● INSTRUCTION
Show every line in the records below that contains the word "title".

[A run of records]
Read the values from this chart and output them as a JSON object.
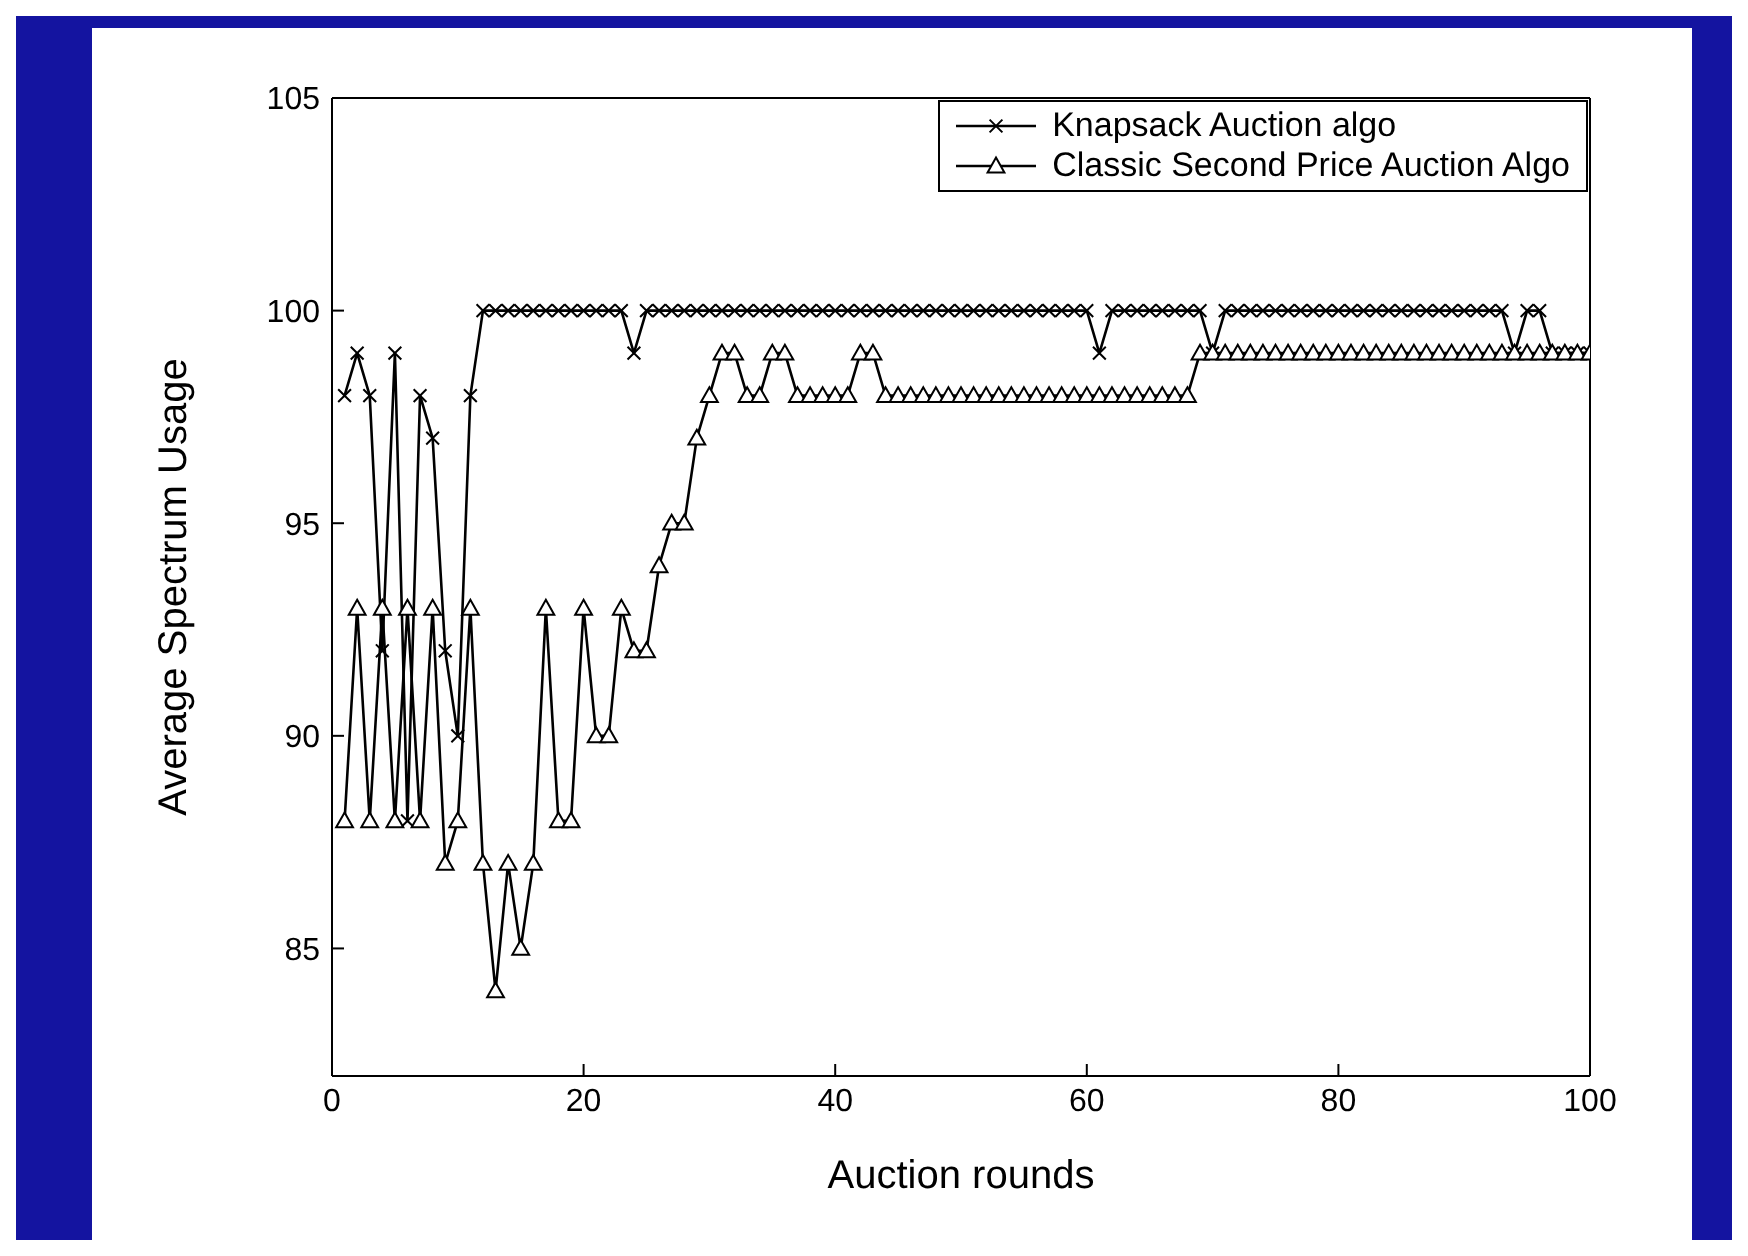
{
  "chart_data": {
    "type": "line",
    "xlabel": "Auction rounds",
    "ylabel": "Average Spectrum Usage",
    "x": [
      1,
      2,
      3,
      4,
      5,
      6,
      7,
      8,
      9,
      10,
      11,
      12,
      13,
      14,
      15,
      16,
      17,
      18,
      19,
      20,
      21,
      22,
      23,
      24,
      25,
      26,
      27,
      28,
      29,
      30,
      31,
      32,
      33,
      34,
      35,
      36,
      37,
      38,
      39,
      40,
      41,
      42,
      43,
      44,
      45,
      46,
      47,
      48,
      49,
      50,
      51,
      52,
      53,
      54,
      55,
      56,
      57,
      58,
      59,
      60,
      61,
      62,
      63,
      64,
      65,
      66,
      67,
      68,
      69,
      70,
      71,
      72,
      73,
      74,
      75,
      76,
      77,
      78,
      79,
      80,
      81,
      82,
      83,
      84,
      85,
      86,
      87,
      88,
      89,
      90,
      91,
      92,
      93,
      94,
      95,
      96,
      97,
      98,
      99,
      100
    ],
    "series": [
      {
        "name": "Knapsack Auction algo",
        "color": "#000000",
        "marker": "cross",
        "values": [
          98,
          99,
          98,
          92,
          99,
          88,
          98,
          97,
          92,
          90,
          98,
          100,
          100,
          100,
          100,
          100,
          100,
          100,
          100,
          100,
          100,
          100,
          100,
          99,
          100,
          100,
          100,
          100,
          100,
          100,
          100,
          100,
          100,
          100,
          100,
          100,
          100,
          100,
          100,
          100,
          100,
          100,
          100,
          100,
          100,
          100,
          100,
          100,
          100,
          100,
          100,
          100,
          100,
          100,
          100,
          100,
          100,
          100,
          100,
          100,
          99,
          100,
          100,
          100,
          100,
          100,
          100,
          100,
          100,
          99,
          100,
          100,
          100,
          100,
          100,
          100,
          100,
          100,
          100,
          100,
          100,
          100,
          100,
          100,
          100,
          100,
          100,
          100,
          100,
          100,
          100,
          100,
          100,
          99,
          100,
          100,
          99,
          99,
          99,
          99
        ]
      },
      {
        "name": "Classic Second Price Auction Algo",
        "color": "#000000",
        "marker": "triangle",
        "values": [
          88,
          93,
          88,
          93,
          88,
          93,
          88,
          93,
          87,
          88,
          93,
          87,
          84,
          87,
          85,
          87,
          93,
          88,
          88,
          93,
          90,
          90,
          93,
          92,
          92,
          94,
          95,
          95,
          97,
          98,
          99,
          99,
          98,
          98,
          99,
          99,
          98,
          98,
          98,
          98,
          98,
          99,
          99,
          98,
          98,
          98,
          98,
          98,
          98,
          98,
          98,
          98,
          98,
          98,
          98,
          98,
          98,
          98,
          98,
          98,
          98,
          98,
          98,
          98,
          98,
          98,
          98,
          98,
          99,
          99,
          99,
          99,
          99,
          99,
          99,
          99,
          99,
          99,
          99,
          99,
          99,
          99,
          99,
          99,
          99,
          99,
          99,
          99,
          99,
          99,
          99,
          99,
          99,
          99,
          99,
          99,
          99,
          99,
          99,
          99
        ]
      }
    ],
    "xlim": [
      0,
      100
    ],
    "xticks": [
      0,
      20,
      40,
      60,
      80,
      100
    ],
    "ylim": [
      82,
      105
    ],
    "yticks": [
      85,
      90,
      95,
      100,
      105
    ],
    "grid": false,
    "legend": "top right",
    "line_style": "solid"
  }
}
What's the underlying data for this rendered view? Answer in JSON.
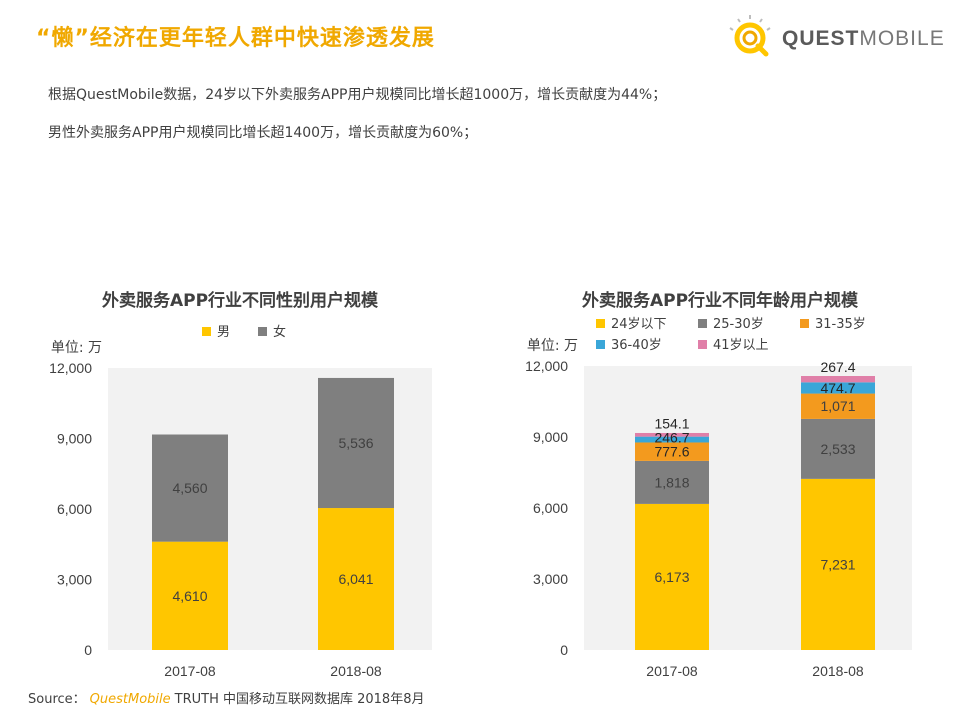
{
  "header": {
    "title": "“懒”经济在更年轻人群中快速渗透发展",
    "logo_bold": "QUEST",
    "logo_light": "MOBILE"
  },
  "description": [
    "根据QuestMobile数据，24岁以下外卖服务APP用户规模同比增长超1000万，增长贡献度为44%；",
    "男性外卖服务APP用户规模同比增长超1400万，增长贡献度为60%；"
  ],
  "source": {
    "label": "Source：",
    "brand": "QuestMobile",
    "text": "TRUTH 中国移动互联网数据库 2018年8月"
  },
  "colors": {
    "accent": "#f0a800",
    "yellow": "#ffc600",
    "gray": "#7f7f7f",
    "orange": "#f39a1e",
    "blue": "#3aa6d8",
    "pink": "#e07fa8"
  },
  "chart_data": [
    {
      "type": "bar",
      "stacked": true,
      "title": "外卖服务APP行业不同性别用户规模",
      "unit_label": "单位: 万",
      "categories": [
        "2017-08",
        "2018-08"
      ],
      "ylim": [
        0,
        12000
      ],
      "yticks": [
        "0",
        "3,000",
        "6,000",
        "9,000",
        "12,000"
      ],
      "legend_position": "top",
      "series": [
        {
          "name": "男",
          "color": "#ffc600",
          "values": [
            4610,
            6041
          ],
          "labels": [
            "4,610",
            "6,041"
          ],
          "label_position": "inside"
        },
        {
          "name": "女",
          "color": "#7f7f7f",
          "values": [
            4560,
            5536
          ],
          "labels": [
            "4,560",
            "5,536"
          ],
          "label_position": "inside"
        }
      ]
    },
    {
      "type": "bar",
      "stacked": true,
      "title": "外卖服务APP行业不同年龄用户规模",
      "unit_label": "单位: 万",
      "categories": [
        "2017-08",
        "2018-08"
      ],
      "ylim": [
        0,
        12000
      ],
      "yticks": [
        "0",
        "3,000",
        "6,000",
        "9,000",
        "12,000"
      ],
      "legend_position": "top",
      "series": [
        {
          "name": "24岁以下",
          "color": "#ffc600",
          "values": [
            6173,
            7231
          ],
          "labels": [
            "6,173",
            "7,231"
          ],
          "label_position": "inside"
        },
        {
          "name": "25-30岁",
          "color": "#7f7f7f",
          "values": [
            1818,
            2533
          ],
          "labels": [
            "1,818",
            "2,533"
          ],
          "label_position": "inside"
        },
        {
          "name": "31-35岁",
          "color": "#f39a1e",
          "values": [
            777.6,
            1071
          ],
          "labels": [
            "777.6",
            "1,071"
          ],
          "label_position": "inside"
        },
        {
          "name": "36-40岁",
          "color": "#3aa6d8",
          "values": [
            246.7,
            474.7
          ],
          "labels": [
            "246.7",
            "474.7"
          ],
          "label_position": "inside"
        },
        {
          "name": "41岁以上",
          "color": "#e07fa8",
          "values": [
            154.1,
            267.4
          ],
          "labels": [
            "154.1",
            "267.4"
          ],
          "label_position": "above"
        }
      ]
    }
  ]
}
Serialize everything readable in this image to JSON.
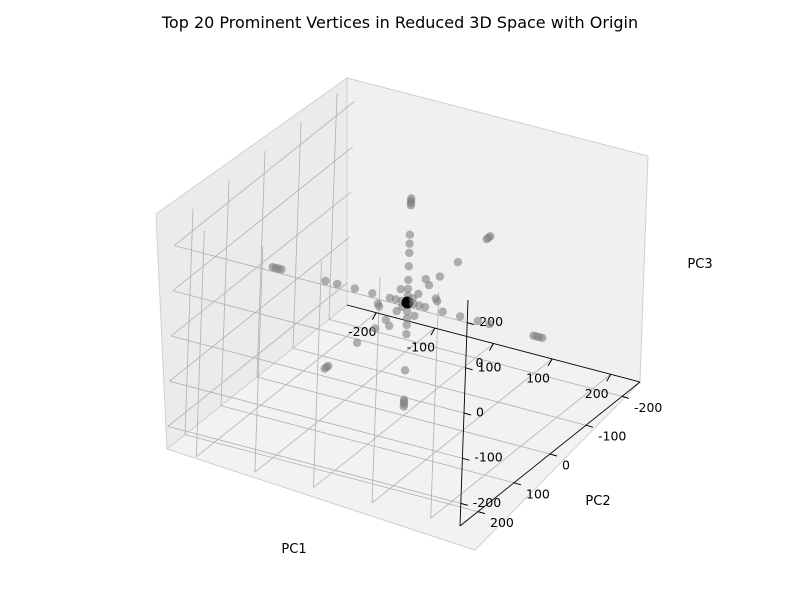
{
  "chart_data": {
    "type": "scatter",
    "subtype": "3d",
    "title": "Top 20 Prominent Vertices in Reduced 3D Space with Origin",
    "xlabel": "PC1",
    "ylabel": "PC2",
    "zlabel": "PC3",
    "xlim": [
      -250,
      250
    ],
    "ylim": [
      -250,
      250
    ],
    "zlim": [
      -250,
      250
    ],
    "xticks": [
      -200,
      -100,
      0,
      100,
      200
    ],
    "yticks": [
      -200,
      -100,
      0,
      100,
      200
    ],
    "zticks": [
      -200,
      -100,
      0,
      100,
      200
    ],
    "grid": true,
    "series": [
      {
        "color": "#808080",
        "points": [
          [
            -230,
            0,
            0
          ],
          [
            -225,
            0,
            0
          ],
          [
            -220,
            0,
            0
          ],
          [
            -215,
            0,
            0
          ],
          [
            -140,
            0,
            0
          ],
          [
            -120,
            0,
            0
          ],
          [
            -90,
            0,
            0
          ],
          [
            -60,
            0,
            0
          ],
          [
            -30,
            0,
            0
          ],
          [
            -20,
            0,
            0
          ],
          [
            -10,
            0,
            0
          ],
          [
            230,
            0,
            0
          ],
          [
            225,
            0,
            0
          ],
          [
            220,
            0,
            0
          ],
          [
            215,
            0,
            0
          ],
          [
            140,
            0,
            0
          ],
          [
            120,
            0,
            0
          ],
          [
            90,
            0,
            0
          ],
          [
            60,
            0,
            0
          ],
          [
            30,
            0,
            0
          ],
          [
            20,
            0,
            0
          ],
          [
            10,
            0,
            0
          ],
          [
            0,
            -230,
            0
          ],
          [
            0,
            -225,
            0
          ],
          [
            0,
            -220,
            0
          ],
          [
            0,
            -140,
            0
          ],
          [
            0,
            -90,
            0
          ],
          [
            0,
            -60,
            0
          ],
          [
            0,
            -30,
            0
          ],
          [
            0,
            -15,
            0
          ],
          [
            0,
            230,
            0
          ],
          [
            0,
            225,
            0
          ],
          [
            0,
            220,
            0
          ],
          [
            0,
            140,
            0
          ],
          [
            0,
            90,
            0
          ],
          [
            0,
            60,
            0
          ],
          [
            0,
            30,
            0
          ],
          [
            0,
            15,
            0
          ],
          [
            0,
            0,
            230
          ],
          [
            0,
            0,
            225
          ],
          [
            0,
            0,
            220
          ],
          [
            0,
            0,
            215
          ],
          [
            0,
            0,
            150
          ],
          [
            0,
            0,
            130
          ],
          [
            0,
            0,
            110
          ],
          [
            0,
            0,
            80
          ],
          [
            0,
            0,
            50
          ],
          [
            0,
            0,
            30
          ],
          [
            0,
            0,
            15
          ],
          [
            0,
            0,
            -230
          ],
          [
            0,
            0,
            -225
          ],
          [
            0,
            0,
            -220
          ],
          [
            0,
            0,
            -215
          ],
          [
            0,
            0,
            -150
          ],
          [
            0,
            0,
            -70
          ],
          [
            0,
            0,
            -50
          ],
          [
            0,
            0,
            -35
          ],
          [
            0,
            0,
            -20
          ],
          [
            30,
            30,
            0
          ],
          [
            -30,
            -30,
            0
          ],
          [
            30,
            -30,
            0
          ],
          [
            -30,
            30,
            0
          ],
          [
            50,
            0,
            20
          ],
          [
            -50,
            0,
            -20
          ],
          [
            0,
            50,
            -20
          ],
          [
            0,
            -50,
            20
          ]
        ]
      },
      {
        "color": "#000000",
        "points": [
          [
            0,
            0,
            0
          ]
        ]
      }
    ]
  }
}
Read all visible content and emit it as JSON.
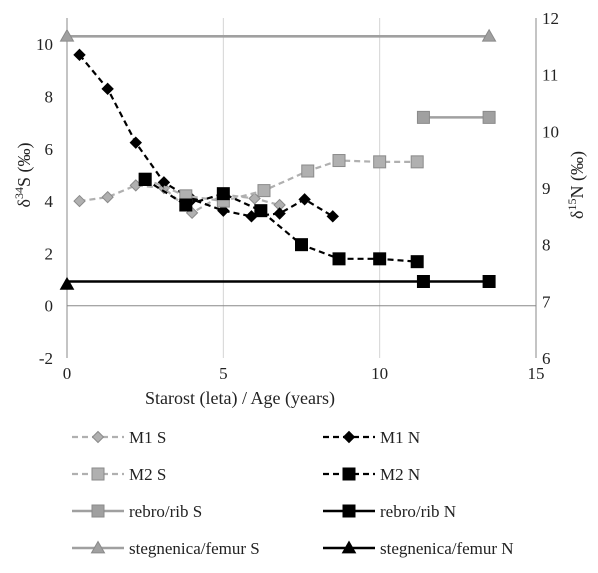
{
  "chart_data": {
    "type": "line",
    "xlabel": "Starost (leta) / Age (years)",
    "ylabel_left": {
      "base": "δ",
      "sup": "34",
      "rest": "S (‰)"
    },
    "ylabel_right": {
      "base": "δ",
      "sup": "15",
      "rest": "N (‰)"
    },
    "xlim": [
      0,
      15
    ],
    "ylim_left": [
      -2,
      11
    ],
    "ylim_right": [
      6,
      12
    ],
    "x_ticks": [
      "0",
      "5",
      "10",
      "15"
    ],
    "y_left_ticks": [
      "-2",
      "0",
      "2",
      "4",
      "6",
      "8",
      "10"
    ],
    "y_right_ticks": [
      "6",
      "7",
      "8",
      "9",
      "10",
      "11",
      "12"
    ],
    "grid": {
      "vertical": true,
      "horizontal": false
    },
    "legend_position": "bottom",
    "series": [
      {
        "name": "M1 S",
        "axis": "left",
        "marker": "diamond",
        "line": "dashed",
        "color": "#b0b0b0",
        "fill": "#b0b0b0",
        "x": [
          0.4,
          1.3,
          2.2,
          3.1,
          4.0,
          5.0,
          6.0,
          6.8
        ],
        "y": [
          4.0,
          4.15,
          4.6,
          4.5,
          3.55,
          4.25,
          4.1,
          3.85
        ]
      },
      {
        "name": "M1 N",
        "axis": "right",
        "marker": "diamond",
        "line": "dashed",
        "color": "#000000",
        "fill": "#000000",
        "x": [
          0.4,
          1.3,
          2.2,
          3.1,
          4.0,
          5.0,
          5.9,
          6.8,
          7.6,
          8.5
        ],
        "y": [
          11.35,
          10.75,
          9.8,
          9.1,
          8.8,
          8.6,
          8.5,
          8.55,
          8.8,
          8.5
        ]
      },
      {
        "name": "M2 S",
        "axis": "left",
        "marker": "square",
        "line": "dashed",
        "color": "#b0b0b0",
        "fill": "#b0b0b0",
        "x": [
          2.5,
          3.8,
          5.0,
          6.3,
          7.7,
          8.7,
          10.0,
          11.2
        ],
        "y": [
          4.85,
          4.2,
          4.0,
          4.4,
          5.15,
          5.55,
          5.5,
          5.5
        ]
      },
      {
        "name": "M2 N",
        "axis": "right",
        "marker": "square",
        "line": "dashed",
        "color": "#000000",
        "fill": "#000000",
        "x": [
          2.5,
          3.8,
          5.0,
          6.2,
          7.5,
          8.7,
          10.0,
          11.2
        ],
        "y": [
          9.15,
          8.7,
          8.9,
          8.6,
          8.0,
          7.75,
          7.75,
          7.7
        ]
      },
      {
        "name": "rebro/rib S",
        "axis": "left",
        "marker": "square",
        "line": "solid",
        "color": "#a0a0a0",
        "fill": "#a0a0a0",
        "x": [
          11.4,
          13.5
        ],
        "y": [
          7.2,
          7.2
        ]
      },
      {
        "name": "rebro/rib N",
        "axis": "right",
        "marker": "square",
        "line": "solid",
        "color": "#000000",
        "fill": "#000000",
        "x": [
          0,
          11.4,
          13.5
        ],
        "y": [
          7.35,
          7.35,
          7.35
        ],
        "marker_indices": [
          1,
          2
        ]
      },
      {
        "name": "stegnenica/femur S",
        "axis": "left",
        "marker": "triangle",
        "line": "solid",
        "color": "#a0a0a0",
        "fill": "#a0a0a0",
        "x": [
          0,
          13.5
        ],
        "y": [
          10.3,
          10.3
        ]
      },
      {
        "name": "stegnenica/femur N",
        "axis": "right",
        "marker": "triangle",
        "line": "solid",
        "color": "#000000",
        "fill": "#000000",
        "x": [
          0
        ],
        "y": [
          7.3
        ]
      }
    ]
  }
}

● ANSWER FOR THIS EXERCISE
    "title": "“懒”经济在更年轻人群中快速渗透发展",
      "title": "外卖服务APP行业不同性别用户规模",
      "title": "外卖服务APP行业不同年龄用户规模",
    "title": "Top 20 Prominent Vertices in Reduced 3D Space with Origin",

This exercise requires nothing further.